◆ GIVEN INSTRUCTION ◆
Select all lines in the records that include "Product".

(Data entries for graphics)
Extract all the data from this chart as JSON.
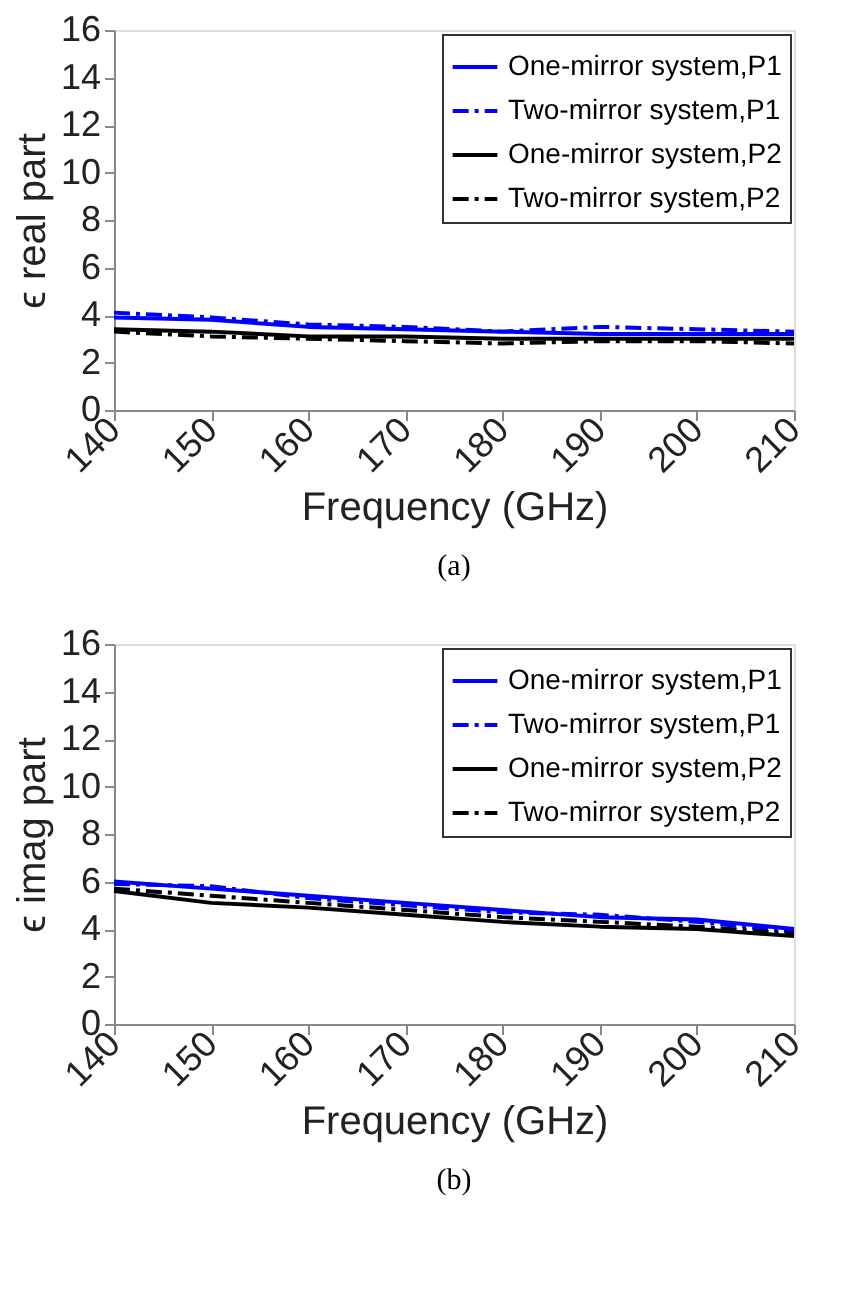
{
  "chart_data": [
    {
      "type": "line",
      "title": "(a)",
      "xlabel": "Frequency (GHz)",
      "ylabel": "ϵ real part",
      "x": [
        140,
        150,
        160,
        170,
        180,
        190,
        200,
        210
      ],
      "xlim": [
        140,
        210
      ],
      "xticks": [
        140,
        150,
        160,
        170,
        180,
        190,
        200,
        210
      ],
      "ylim": [
        0,
        16
      ],
      "yticks": [
        0,
        2,
        4,
        6,
        8,
        10,
        12,
        14,
        16
      ],
      "grid": false,
      "legend": "top right",
      "marker": "none",
      "series": [
        {
          "name": "One-mirror system,P1",
          "color": "#0000ff",
          "line_style": "solid",
          "values": [
            3.9,
            3.8,
            3.5,
            3.4,
            3.3,
            3.2,
            3.2,
            3.2
          ]
        },
        {
          "name": "Two-mirror system,P1",
          "color": "#0000ff",
          "line_style": "dashdot",
          "values": [
            4.1,
            3.9,
            3.6,
            3.5,
            3.3,
            3.5,
            3.4,
            3.3
          ]
        },
        {
          "name": "One-mirror system,P2",
          "color": "#000000",
          "line_style": "solid",
          "values": [
            3.4,
            3.3,
            3.1,
            3.1,
            3.0,
            3.0,
            3.0,
            3.0
          ]
        },
        {
          "name": "Two-mirror system,P2",
          "color": "#000000",
          "line_style": "dashdot",
          "values": [
            3.3,
            3.1,
            3.0,
            2.9,
            2.8,
            2.9,
            2.9,
            2.8
          ]
        }
      ]
    },
    {
      "type": "line",
      "title": "(b)",
      "xlabel": "Frequency (GHz)",
      "ylabel": "ϵ imag part",
      "x": [
        140,
        150,
        160,
        170,
        180,
        190,
        200,
        210
      ],
      "xlim": [
        140,
        210
      ],
      "xticks": [
        140,
        150,
        160,
        170,
        180,
        190,
        200,
        210
      ],
      "ylim": [
        0,
        16
      ],
      "yticks": [
        0,
        2,
        4,
        6,
        8,
        10,
        12,
        14,
        16
      ],
      "grid": false,
      "legend": "top right",
      "marker": "none",
      "series": [
        {
          "name": "One-mirror system,P1",
          "color": "#0000ff",
          "line_style": "solid",
          "values": [
            6.0,
            5.7,
            5.4,
            5.1,
            4.8,
            4.5,
            4.4,
            4.0
          ]
        },
        {
          "name": "Two-mirror system,P1",
          "color": "#0000ff",
          "line_style": "dashdot",
          "values": [
            5.9,
            5.8,
            5.3,
            5.0,
            4.7,
            4.6,
            4.3,
            3.9
          ]
        },
        {
          "name": "One-mirror system,P2",
          "color": "#000000",
          "line_style": "solid",
          "values": [
            5.6,
            5.1,
            4.9,
            4.6,
            4.3,
            4.1,
            4.0,
            3.7
          ]
        },
        {
          "name": "Two-mirror system,P2",
          "color": "#000000",
          "line_style": "dashdot",
          "values": [
            5.7,
            5.4,
            5.1,
            4.8,
            4.5,
            4.3,
            4.1,
            3.8
          ]
        }
      ]
    }
  ]
}
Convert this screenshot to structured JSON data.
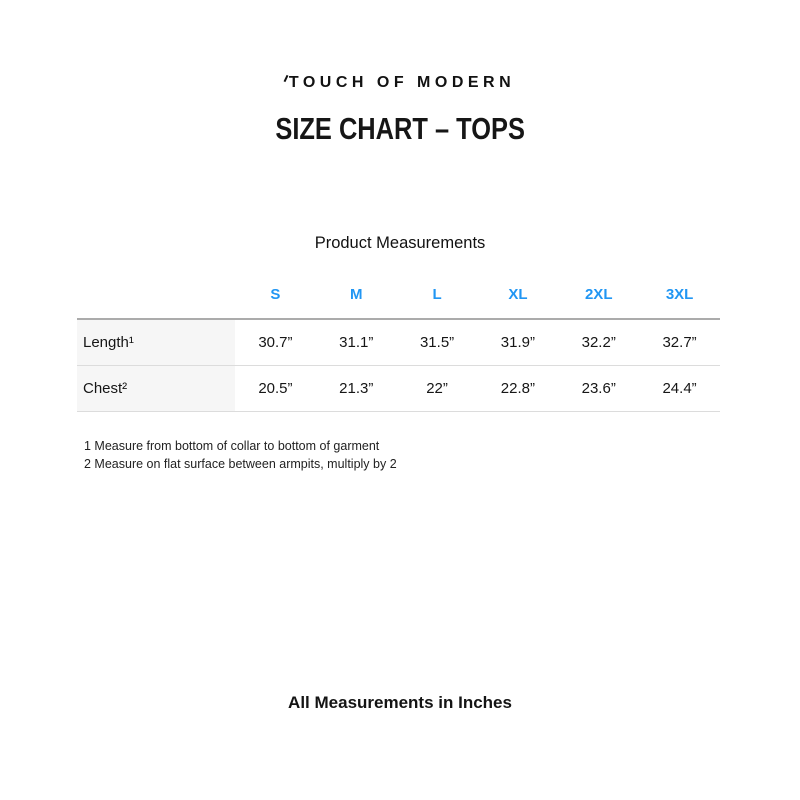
{
  "brand": {
    "logo_text": "TOUCH OF MODERN"
  },
  "title": "SIZE CHART – TOPS",
  "table": {
    "caption": "Product Measurements",
    "sizes": [
      "S",
      "M",
      "L",
      "XL",
      "2XL",
      "3XL"
    ],
    "rows": [
      {
        "label": "Length¹",
        "values": [
          "30.7”",
          "31.1”",
          "31.5”",
          "31.9”",
          "32.2”",
          "32.7”"
        ]
      },
      {
        "label": "Chest²",
        "values": [
          "20.5”",
          "21.3”",
          "22”",
          "22.8”",
          "23.6”",
          "24.4”"
        ]
      }
    ]
  },
  "footnotes": [
    "1 Measure from bottom of collar to bottom of garment",
    "2 Measure on flat surface between armpits, multiply by 2"
  ],
  "footer": "All Measurements in Inches",
  "colors": {
    "size_header_blue": "#2196f3",
    "label_column_background": "#f6f6f6",
    "table_top_border": "#ababab",
    "table_row_border": "#dcdcdc"
  },
  "chart_data": {
    "type": "table",
    "title": "Product Measurements",
    "columns": [
      "",
      "S",
      "M",
      "L",
      "XL",
      "2XL",
      "3XL"
    ],
    "rows": [
      [
        "Length¹",
        "30.7”",
        "31.1”",
        "31.5”",
        "31.9”",
        "32.2”",
        "32.7”"
      ],
      [
        "Chest²",
        "20.5”",
        "21.3”",
        "22”",
        "22.8”",
        "23.6”",
        "24.4”"
      ]
    ],
    "units": "inches"
  }
}
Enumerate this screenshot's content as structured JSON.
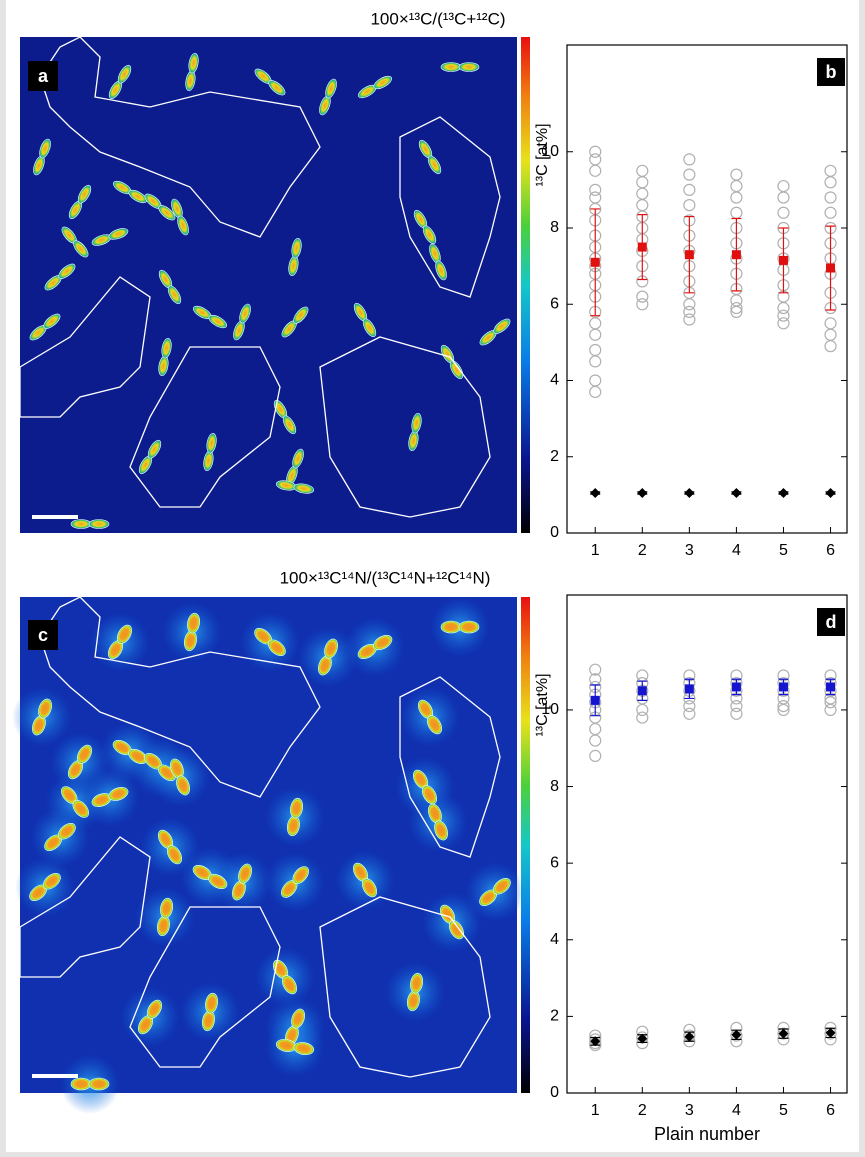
{
  "panels": [
    {
      "label": "a",
      "title": "100×¹³C/(¹³C+¹²C)"
    },
    {
      "label": "c",
      "title": "100×¹³C¹⁴N/(¹³C¹⁴N+¹²C¹⁴N)"
    }
  ],
  "chart_data": [
    {
      "type": "scatter",
      "panel_label": "b",
      "ylabel": "¹³C [at%]",
      "x": [
        1,
        2,
        3,
        4,
        5,
        6
      ],
      "xlim": [
        0.4,
        6.35
      ],
      "xticks": [
        1,
        2,
        3,
        4,
        5,
        6
      ],
      "ylim": [
        0,
        12.8
      ],
      "yticks": [
        0,
        2,
        4,
        6,
        8,
        10
      ],
      "series": [
        {
          "color": "#b0b0b0",
          "x": [
            1,
            1,
            1,
            1,
            1,
            1,
            1,
            1,
            1,
            1,
            1,
            1,
            1,
            1,
            1,
            1,
            1,
            1,
            1,
            1,
            1,
            2,
            2,
            2,
            2,
            2,
            2,
            2,
            2,
            2,
            2,
            2,
            2,
            3,
            3,
            3,
            3,
            3,
            3,
            3,
            3,
            3,
            3,
            3,
            3,
            3,
            4,
            4,
            4,
            4,
            4,
            4,
            4,
            4,
            4,
            4,
            4,
            4,
            5,
            5,
            5,
            5,
            5,
            5,
            5,
            5,
            5,
            5,
            5,
            5,
            6,
            6,
            6,
            6,
            6,
            6,
            6,
            6,
            6,
            6,
            6,
            6,
            6
          ],
          "values": [
            10.0,
            9.8,
            9.5,
            9.0,
            8.8,
            8.5,
            8.2,
            7.8,
            7.5,
            7.2,
            7.0,
            6.8,
            6.5,
            6.2,
            5.8,
            5.5,
            5.2,
            4.8,
            4.5,
            4.0,
            3.7,
            9.5,
            9.2,
            8.9,
            8.6,
            8.3,
            8.0,
            7.7,
            7.4,
            7.0,
            6.6,
            6.2,
            6.0,
            9.8,
            9.4,
            9.0,
            8.6,
            8.2,
            7.8,
            7.4,
            7.0,
            6.6,
            6.3,
            6.0,
            5.8,
            5.6,
            9.4,
            9.1,
            8.8,
            8.4,
            8.0,
            7.6,
            7.2,
            6.8,
            6.4,
            6.1,
            5.9,
            5.8,
            9.1,
            8.8,
            8.4,
            8.0,
            7.6,
            7.2,
            6.9,
            6.5,
            6.2,
            5.9,
            5.7,
            5.5,
            9.5,
            9.2,
            8.8,
            8.4,
            8.0,
            7.6,
            7.2,
            6.8,
            6.3,
            5.9,
            5.5,
            5.2,
            4.9
          ]
        },
        {
          "color": "#e01010",
          "marker": "square",
          "values": [
            7.1,
            7.5,
            7.3,
            7.3,
            7.15,
            6.95
          ],
          "errors": [
            1.4,
            0.85,
            1.0,
            0.95,
            0.85,
            1.1
          ]
        },
        {
          "color": "#000000",
          "marker": "diamond",
          "values": [
            1.05,
            1.05,
            1.05,
            1.05,
            1.05,
            1.05
          ],
          "errors": [
            0.03,
            0.03,
            0.03,
            0.03,
            0.03,
            0.03
          ]
        }
      ]
    },
    {
      "type": "scatter",
      "panel_label": "d",
      "ylabel": "¹³C [at%]",
      "xlabel": "Plain number",
      "x": [
        1,
        2,
        3,
        4,
        5,
        6
      ],
      "xlim": [
        0.4,
        6.35
      ],
      "xticks": [
        1,
        2,
        3,
        4,
        5,
        6
      ],
      "ylim": [
        0,
        13
      ],
      "yticks": [
        0,
        2,
        4,
        6,
        8,
        10
      ],
      "series": [
        {
          "color": "#b0b0b0",
          "x": [
            1,
            1,
            1,
            1,
            1,
            1,
            1,
            1,
            1,
            1,
            1,
            1,
            1,
            1,
            2,
            2,
            2,
            2,
            2,
            2,
            2,
            2,
            2,
            3,
            3,
            3,
            3,
            3,
            3,
            3,
            3,
            3,
            4,
            4,
            4,
            4,
            4,
            4,
            4,
            4,
            4,
            5,
            5,
            5,
            5,
            5,
            5,
            5,
            5,
            5,
            6,
            6,
            6,
            6,
            6,
            6,
            6,
            6,
            6
          ],
          "values": [
            11.05,
            10.8,
            10.6,
            10.4,
            10.2,
            10.0,
            9.8,
            9.5,
            9.2,
            8.8,
            1.5,
            1.4,
            1.3,
            1.25,
            10.9,
            10.7,
            10.5,
            10.3,
            10.0,
            9.8,
            1.6,
            1.45,
            1.3,
            10.9,
            10.7,
            10.5,
            10.3,
            10.1,
            9.9,
            1.65,
            1.5,
            1.35,
            10.9,
            10.7,
            10.5,
            10.3,
            10.1,
            9.9,
            1.7,
            1.5,
            1.35,
            10.9,
            10.7,
            10.5,
            10.3,
            10.1,
            10.0,
            1.7,
            1.55,
            1.4,
            10.9,
            10.7,
            10.5,
            10.3,
            10.2,
            10.0,
            1.7,
            1.55,
            1.4
          ]
        },
        {
          "color": "#1515d0",
          "marker": "square",
          "values": [
            10.25,
            10.5,
            10.55,
            10.6,
            10.6,
            10.6
          ],
          "errors": [
            0.4,
            0.25,
            0.25,
            0.2,
            0.2,
            0.2
          ]
        },
        {
          "color": "#000000",
          "marker": "diamond",
          "values": [
            1.35,
            1.42,
            1.47,
            1.52,
            1.55,
            1.57
          ],
          "errors": [
            0.1,
            0.1,
            0.12,
            0.12,
            0.12,
            0.12
          ]
        }
      ]
    }
  ]
}
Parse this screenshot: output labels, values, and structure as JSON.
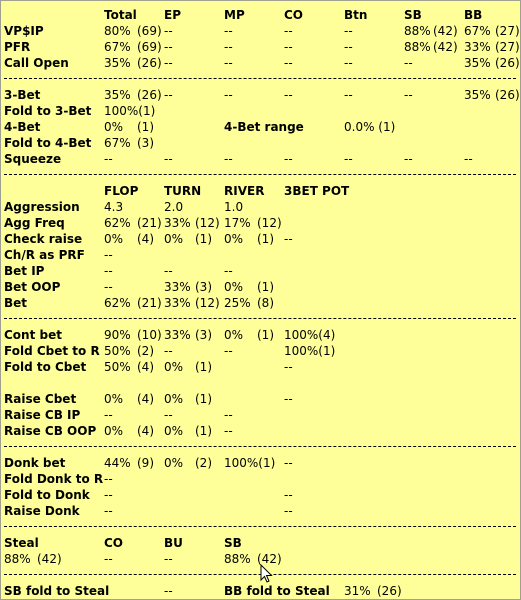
{
  "header": [
    "Total",
    "EP",
    "MP",
    "CO",
    "Btn",
    "SB",
    "BB"
  ],
  "rows1": [
    {
      "label": "VP$IP",
      "cells": [
        "80%",
        "(69)",
        "--",
        "--",
        "--",
        "--",
        "88%",
        "(42)",
        "67%",
        "(27)"
      ]
    },
    {
      "label": "PFR",
      "cells": [
        "67%",
        "(69)",
        "--",
        "--",
        "--",
        "--",
        "88%",
        "(42)",
        "33%",
        "(27)"
      ]
    },
    {
      "label": "Call Open",
      "cells": [
        "35%",
        "(26)",
        "--",
        "--",
        "--",
        "--",
        "--",
        "35%",
        "(26)"
      ]
    }
  ],
  "threebet": {
    "label": "3-Bet",
    "cells": [
      "35%",
      "(26)",
      "--",
      "--",
      "--",
      "--",
      "--",
      "35%",
      "(26)"
    ]
  },
  "fold3bet": {
    "label": "Fold to 3-Bet",
    "value": "100%(1)"
  },
  "fourbet": {
    "label": "4-Bet",
    "value": "0%",
    "count": "(1)",
    "range_label": "4-Bet range",
    "range_value": "0.0% (1)"
  },
  "fold4bet": {
    "label": "Fold to 4-Bet",
    "value": "67%",
    "count": "(3)"
  },
  "squeeze": {
    "label": "Squeeze",
    "cells": [
      "--",
      "--",
      "--",
      "--",
      "--",
      "--",
      "--"
    ]
  },
  "street_header": [
    "FLOP",
    "TURN",
    "RIVER",
    "3BET POT"
  ],
  "aggression": {
    "label": "Aggression",
    "values": [
      "4.3",
      "2.0",
      "1.0"
    ]
  },
  "agg_freq": {
    "label": "Agg Freq",
    "values": [
      "62%",
      "(21)",
      "33%",
      "(12)",
      "17%",
      "(12)"
    ]
  },
  "check_raise": {
    "label": "Check raise",
    "values": [
      "0%",
      "(4)",
      "0%",
      "(1)",
      "0%",
      "(1)",
      "--"
    ]
  },
  "chr_prf": {
    "label": "Ch/R as PRF",
    "values": [
      "--"
    ]
  },
  "bet_ip": {
    "label": "Bet IP",
    "values": [
      "--",
      "--",
      "--"
    ]
  },
  "bet_oop": {
    "label": "Bet OOP",
    "values": [
      "--",
      "33%",
      "(3)",
      "0%",
      "(1)"
    ]
  },
  "bet": {
    "label": "Bet",
    "values": [
      "62%",
      "(21)",
      "33%",
      "(12)",
      "25%",
      "(8)"
    ]
  },
  "cont_bet": {
    "label": "Cont bet",
    "values": [
      "90%",
      "(10)",
      "33%",
      "(3)",
      "0%",
      "(1)",
      "100%(4)"
    ]
  },
  "fold_cbet_r": {
    "label": "Fold Cbet to R",
    "values": [
      "50%",
      "(2)",
      "--",
      "--",
      "100%(1)"
    ]
  },
  "fold_cbet": {
    "label": "Fold to Cbet",
    "values": [
      "50%",
      "(4)",
      "0%",
      "(1)",
      "--"
    ]
  },
  "raise_cbet": {
    "label": "Raise Cbet",
    "values": [
      "0%",
      "(4)",
      "0%",
      "(1)",
      "--"
    ]
  },
  "raise_cb_ip": {
    "label": "Raise CB IP",
    "values": [
      "--",
      "--",
      "--"
    ]
  },
  "raise_cb_oop": {
    "label": "Raise CB OOP",
    "values": [
      "0%",
      "(4)",
      "0%",
      "(1)",
      "--"
    ]
  },
  "donk_bet": {
    "label": "Donk bet",
    "values": [
      "44%",
      "(9)",
      "0%",
      "(2)",
      "100%(1)",
      "--"
    ]
  },
  "fold_donk_r": {
    "label": "Fold Donk to R",
    "values": [
      "--"
    ]
  },
  "fold_donk": {
    "label": "Fold to Donk",
    "values": [
      "--",
      "--"
    ]
  },
  "raise_donk": {
    "label": "Raise Donk",
    "values": [
      "--",
      "--"
    ]
  },
  "steal": {
    "label": "Steal",
    "cols": [
      "CO",
      "BU",
      "SB"
    ],
    "total": "88%",
    "total_count": "(42)",
    "co": "--",
    "bu": "--",
    "sb": "88%",
    "sb_count": "(42)"
  },
  "sb_fold_steal": {
    "label": "SB fold to Steal",
    "value": "--"
  },
  "bb_fold_steal": {
    "label": "BB fold to Steal",
    "value": "31%",
    "count": "(26)"
  }
}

◆ EXPECTED OUTPUT ◆
    "caption": "Product Measurements",
    "title": "Product Measurements",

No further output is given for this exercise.